# [DATA SUPPLIED]
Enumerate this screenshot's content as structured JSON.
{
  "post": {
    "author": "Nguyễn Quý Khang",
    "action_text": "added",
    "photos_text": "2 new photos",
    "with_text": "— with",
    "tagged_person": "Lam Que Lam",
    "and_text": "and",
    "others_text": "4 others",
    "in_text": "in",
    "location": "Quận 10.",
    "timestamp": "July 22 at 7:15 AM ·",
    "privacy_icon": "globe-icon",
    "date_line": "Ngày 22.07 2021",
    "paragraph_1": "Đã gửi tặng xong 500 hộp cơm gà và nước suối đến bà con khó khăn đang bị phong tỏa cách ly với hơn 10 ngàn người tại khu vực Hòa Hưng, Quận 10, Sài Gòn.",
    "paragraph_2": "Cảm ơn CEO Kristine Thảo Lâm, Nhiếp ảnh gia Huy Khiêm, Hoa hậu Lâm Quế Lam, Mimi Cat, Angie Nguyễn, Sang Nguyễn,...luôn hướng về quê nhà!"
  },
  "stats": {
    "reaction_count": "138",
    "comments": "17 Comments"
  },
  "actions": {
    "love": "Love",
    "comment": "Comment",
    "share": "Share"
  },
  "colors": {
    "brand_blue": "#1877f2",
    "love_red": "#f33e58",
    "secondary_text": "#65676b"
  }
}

# [OBJECTIVE]
Reproduce each line of the material above precisely.

# [EXERCISE RESULT]
Enumerate this screenshot's content as structured JSON.
{
  "post": {
    "author": "Nguyễn Quý Khang",
    "action_text": "added",
    "photos_text": "2 new photos",
    "with_text": "— with",
    "tagged_person": "Lam Que Lam",
    "and_text": "and",
    "others_text": "4 others",
    "in_text": "in",
    "location": "Quận 10.",
    "timestamp": "July 22 at 7:15 AM ·",
    "privacy_icon": "globe-icon",
    "date_line": "Ngày 22.07 2021",
    "paragraph_1": "Đã gửi tặng xong 500 hộp cơm gà và nước suối đến bà con khó khăn đang bị phong tỏa cách ly với hơn 10 ngàn người tại khu vực Hòa Hưng, Quận 10, Sài Gòn.",
    "paragraph_2": "Cảm ơn CEO Kristine Thảo Lâm, Nhiếp ảnh gia Huy Khiêm, Hoa hậu Lâm Quế Lam, Mimi Cat, Angie Nguyễn, Sang Nguyễn,...luôn hướng về quê nhà!"
  },
  "stats": {
    "reaction_count": "138",
    "comments": "17 Comments"
  },
  "actions": {
    "love": "Love",
    "comment": "Comment",
    "share": "Share"
  },
  "colors": {
    "brand_blue": "#1877f2",
    "love_red": "#f33e58",
    "secondary_text": "#65676b"
  }
}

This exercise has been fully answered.